Look below. Copy each line that has "ylabel" in it.

• • • • •

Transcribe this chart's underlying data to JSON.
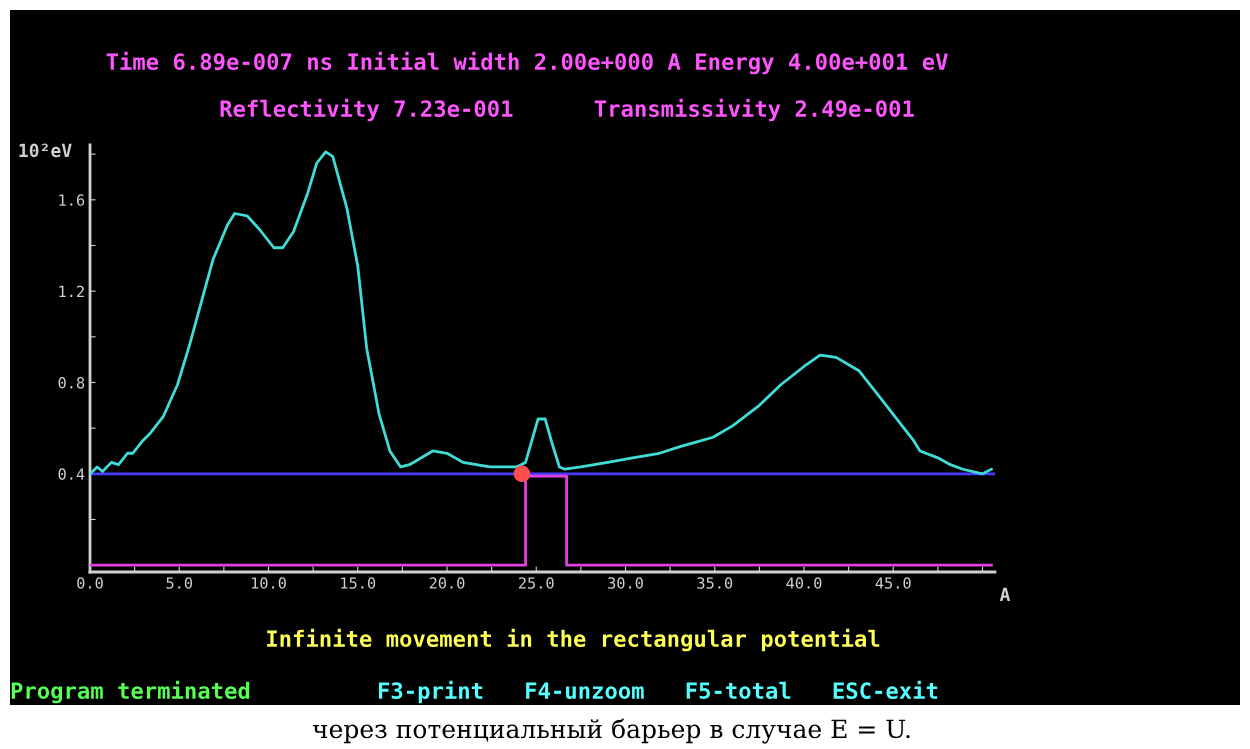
{
  "chart_data": {
    "type": "line",
    "title": "Time 6.89e-007 ns Initial width 2.00e+000 A Energy 4.00e+001 eV",
    "subtitle": "Reflectivity 7.23e-001      Transmissivity 2.49e-001",
    "xlabel": "A",
    "ylabel": "10²eV",
    "xlim": [
      0,
      50.7
    ],
    "ylim": [
      -0.03,
      1.84
    ],
    "xticks": [
      {
        "value": 0,
        "label": "0.0"
      },
      {
        "value": 2.5,
        "label": null
      },
      {
        "value": 5,
        "label": "5.0"
      },
      {
        "value": 7.5,
        "label": null
      },
      {
        "value": 10,
        "label": "10.0"
      },
      {
        "value": 12.5,
        "label": null
      },
      {
        "value": 15,
        "label": "15.0"
      },
      {
        "value": 17.5,
        "label": null
      },
      {
        "value": 20,
        "label": "20.0"
      },
      {
        "value": 22.5,
        "label": null
      },
      {
        "value": 25,
        "label": "25.0"
      },
      {
        "value": 27.5,
        "label": null
      },
      {
        "value": 30,
        "label": "30.0"
      },
      {
        "value": 32.5,
        "label": null
      },
      {
        "value": 35,
        "label": "35.0"
      },
      {
        "value": 37.5,
        "label": null
      },
      {
        "value": 40,
        "label": "40.0"
      },
      {
        "value": 42.5,
        "label": null
      },
      {
        "value": 45,
        "label": "45.0"
      },
      {
        "value": 47.5,
        "label": null
      },
      {
        "value": 50,
        "label": null
      }
    ],
    "yticks": [
      {
        "value": 0.2,
        "label": null
      },
      {
        "value": 0.4,
        "label": "0.4"
      },
      {
        "value": 0.6,
        "label": null
      },
      {
        "value": 0.8,
        "label": "0.8"
      },
      {
        "value": 1.0,
        "label": null
      },
      {
        "value": 1.2,
        "label": "1.2"
      },
      {
        "value": 1.4,
        "label": null
      },
      {
        "value": 1.6,
        "label": "1.6"
      },
      {
        "value": 1.8,
        "label": null
      }
    ],
    "grid": false,
    "legend": false,
    "series": [
      {
        "color": "#3fdcd8",
        "x": [
          0,
          0.4,
          0.7,
          1.2,
          1.6,
          2.1,
          2.4,
          2.9,
          3.4,
          4.1,
          4.9,
          5.6,
          6.3,
          6.9,
          7.7,
          8.1,
          8.8,
          9.5,
          10.3,
          10.8,
          11.4,
          12.2,
          12.7,
          13.2,
          13.6,
          14.4,
          15.0,
          15.5,
          16.2,
          16.8,
          17.4,
          17.9,
          19.2,
          20.0,
          20.9,
          22.4,
          23.9,
          24.4,
          25.1,
          25.5,
          25.9,
          26.3,
          26.6,
          27.5,
          29.0,
          30.4,
          31.9,
          33.1,
          34.0,
          34.9,
          36.0,
          37.5,
          38.7,
          40.0,
          40.9,
          41.8,
          43.1,
          44.3,
          45.4,
          46.1,
          46.5,
          47.5,
          48.2,
          48.9,
          50.0,
          50.5
        ],
        "values": [
          0.4,
          0.43,
          0.41,
          0.45,
          0.44,
          0.49,
          0.49,
          0.54,
          0.58,
          0.65,
          0.79,
          0.97,
          1.17,
          1.34,
          1.49,
          1.54,
          1.53,
          1.47,
          1.39,
          1.39,
          1.46,
          1.63,
          1.76,
          1.81,
          1.79,
          1.56,
          1.31,
          0.95,
          0.66,
          0.5,
          0.43,
          0.44,
          0.5,
          0.49,
          0.45,
          0.43,
          0.43,
          0.45,
          0.64,
          0.64,
          0.53,
          0.43,
          0.42,
          0.43,
          0.45,
          0.47,
          0.49,
          0.52,
          0.54,
          0.56,
          0.61,
          0.7,
          0.79,
          0.87,
          0.92,
          0.91,
          0.85,
          0.73,
          0.62,
          0.55,
          0.5,
          0.47,
          0.44,
          0.42,
          0.4,
          0.42
        ]
      },
      {
        "color": "#e040e0",
        "x": [
          0,
          24.4,
          24.4,
          26.7,
          26.7,
          50.5
        ],
        "values": [
          0,
          0,
          0.39,
          0.39,
          0,
          0
        ]
      },
      {
        "type": "scatter",
        "color": "#ff4d4d",
        "marker": "circle",
        "x": [
          24.2
        ],
        "values": [
          0.4
        ]
      }
    ],
    "ref_lines": [
      {
        "axis": "y",
        "value": 0.4,
        "color": "#4a3cff"
      }
    ],
    "annotations": [
      "Infinite movement in the rectangular potential",
      "Program terminated",
      "F3-print   F4-unzoom   F5-total   ESC-exit",
      "через потенциальный барьер в случае E = U."
    ]
  }
}
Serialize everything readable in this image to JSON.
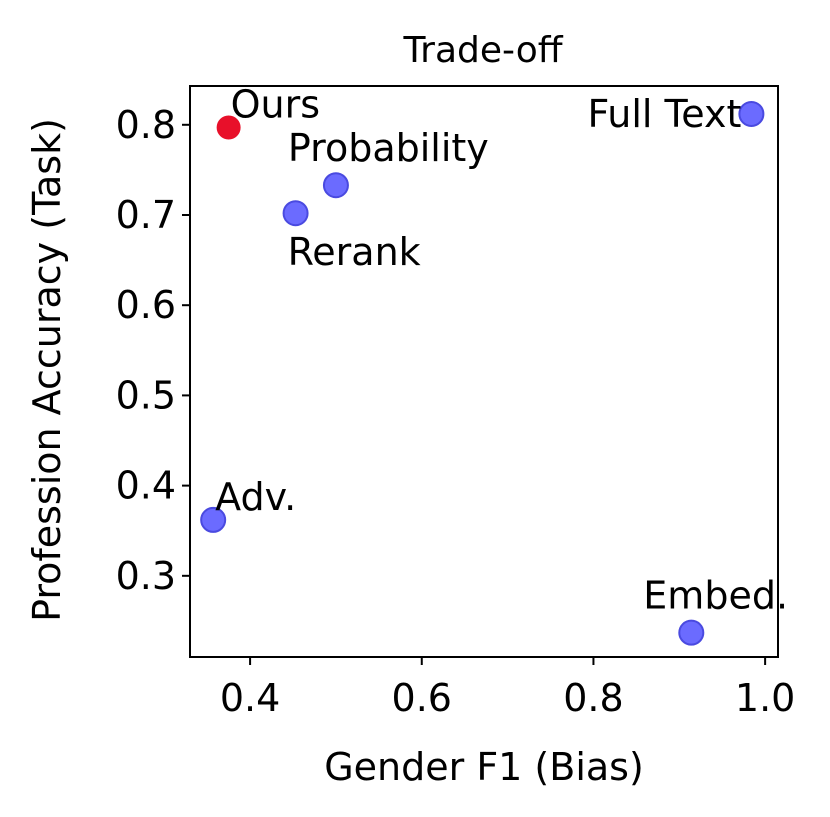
{
  "chart_data": {
    "type": "scatter",
    "title": "Trade-off",
    "xlabel": "Gender F1 (Bias)",
    "ylabel": "Profession Accuracy (Task)",
    "xlim": [
      0.33,
      1.015
    ],
    "ylim": [
      0.21,
      0.843
    ],
    "xticks": [
      0.4,
      0.6,
      0.8,
      1.0
    ],
    "xtick_labels": [
      "0.4",
      "0.6",
      "0.8",
      "1.0"
    ],
    "yticks": [
      0.3,
      0.4,
      0.5,
      0.6,
      0.7,
      0.8
    ],
    "ytick_labels": [
      "0.3",
      "0.4",
      "0.5",
      "0.6",
      "0.7",
      "0.8"
    ],
    "grid": false,
    "legend": false,
    "points": [
      {
        "label": "Ours",
        "x": 0.375,
        "y": 0.797,
        "color": "#e8102a",
        "label_pos": "above-right"
      },
      {
        "label": "Probability",
        "x": 0.5,
        "y": 0.733,
        "color": "#6b6bff",
        "label_pos": "above-left"
      },
      {
        "label": "Rerank",
        "x": 0.453,
        "y": 0.702,
        "color": "#6b6bff",
        "label_pos": "below-right"
      },
      {
        "label": "Full Text",
        "x": 0.984,
        "y": 0.812,
        "color": "#6b6bff",
        "label_pos": "left"
      },
      {
        "label": "Adv.",
        "x": 0.357,
        "y": 0.362,
        "color": "#6b6bff",
        "label_pos": "above-right"
      },
      {
        "label": "Embed.",
        "x": 0.914,
        "y": 0.237,
        "color": "#6b6bff",
        "label_pos": "above-left"
      }
    ]
  }
}
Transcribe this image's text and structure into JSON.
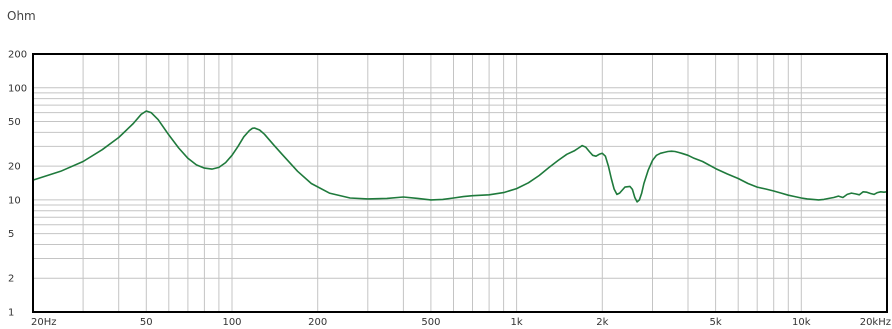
{
  "chart_data": {
    "type": "line",
    "title": "",
    "ylabel": "Ohm",
    "xlabel": "",
    "x_scale": "log",
    "y_scale": "log",
    "xlim": [
      20,
      20000
    ],
    "ylim": [
      1,
      200
    ],
    "grid": true,
    "x_tick_labels": [
      {
        "value": 20,
        "label": "20Hz"
      },
      {
        "value": 50,
        "label": "50"
      },
      {
        "value": 100,
        "label": "100"
      },
      {
        "value": 200,
        "label": "200"
      },
      {
        "value": 500,
        "label": "500"
      },
      {
        "value": 1000,
        "label": "1k"
      },
      {
        "value": 2000,
        "label": "2k"
      },
      {
        "value": 5000,
        "label": "5k"
      },
      {
        "value": 10000,
        "label": "10k"
      },
      {
        "value": 20000,
        "label": "20kHz"
      }
    ],
    "y_tick_labels": [
      {
        "value": 200,
        "label": "200"
      },
      {
        "value": 100,
        "label": "100"
      },
      {
        "value": 50,
        "label": "50"
      },
      {
        "value": 20,
        "label": "20"
      },
      {
        "value": 10,
        "label": "10"
      },
      {
        "value": 5,
        "label": "5"
      },
      {
        "value": 2,
        "label": "2"
      },
      {
        "value": 1,
        "label": "1"
      }
    ],
    "series": [
      {
        "color": "#1f7a3c",
        "x": [
          20,
          25,
          30,
          35,
          40,
          45,
          48,
          50,
          52,
          55,
          60,
          65,
          70,
          75,
          80,
          85,
          90,
          95,
          100,
          105,
          110,
          115,
          118,
          120,
          125,
          130,
          140,
          150,
          170,
          190,
          220,
          260,
          300,
          350,
          400,
          450,
          500,
          550,
          600,
          650,
          700,
          800,
          900,
          1000,
          1100,
          1200,
          1300,
          1400,
          1500,
          1600,
          1650,
          1700,
          1750,
          1800,
          1850,
          1900,
          1950,
          2000,
          2050,
          2100,
          2150,
          2200,
          2250,
          2300,
          2400,
          2500,
          2550,
          2600,
          2650,
          2700,
          2750,
          2800,
          2900,
          3000,
          3100,
          3200,
          3300,
          3400,
          3500,
          3600,
          3700,
          3800,
          4000,
          4200,
          4500,
          5000,
          5500,
          6000,
          6500,
          7000,
          7500,
          8000,
          8500,
          9000,
          9500,
          10000,
          10500,
          11000,
          11500,
          12000,
          12500,
          13000,
          13500,
          14000,
          14500,
          15000,
          15500,
          16000,
          16500,
          17000,
          17500,
          18000,
          18500,
          19000,
          19500,
          20000
        ],
        "y": [
          15,
          18,
          22,
          28,
          36,
          48,
          58,
          62,
          60,
          52,
          38,
          29,
          23.5,
          20.5,
          19.2,
          18.8,
          19.5,
          21.5,
          25,
          30,
          36.5,
          41.5,
          43.5,
          43.8,
          42,
          38.5,
          31,
          25.5,
          18,
          14,
          11.5,
          10.4,
          10.2,
          10.3,
          10.6,
          10.3,
          10.0,
          10.1,
          10.4,
          10.7,
          10.9,
          11.1,
          11.6,
          12.6,
          14.2,
          16.5,
          19.5,
          22.5,
          25.5,
          27.5,
          29,
          30.5,
          29.5,
          27,
          25,
          24.5,
          25.5,
          26,
          24.5,
          20,
          15.5,
          12.5,
          11.2,
          11.5,
          13,
          13.2,
          12.4,
          10.5,
          9.6,
          10.0,
          11.5,
          14,
          18.5,
          22.5,
          25,
          26,
          26.5,
          27,
          27.2,
          27,
          26.5,
          26,
          25,
          23.5,
          22,
          19,
          17,
          15.5,
          14,
          13,
          12.5,
          12,
          11.5,
          11,
          10.7,
          10.4,
          10.2,
          10.1,
          10.0,
          10.1,
          10.3,
          10.5,
          10.8,
          10.5,
          11.2,
          11.5,
          11.3,
          11.1,
          11.8,
          11.7,
          11.4,
          11.2,
          11.6,
          11.8,
          11.7,
          11.8
        ]
      }
    ]
  }
}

• • • • •

Task output >>
    "ylabel": "10²eV",
    "ylabel": "Profession Accuracy (Task)",
    "ylabel": "Ohm",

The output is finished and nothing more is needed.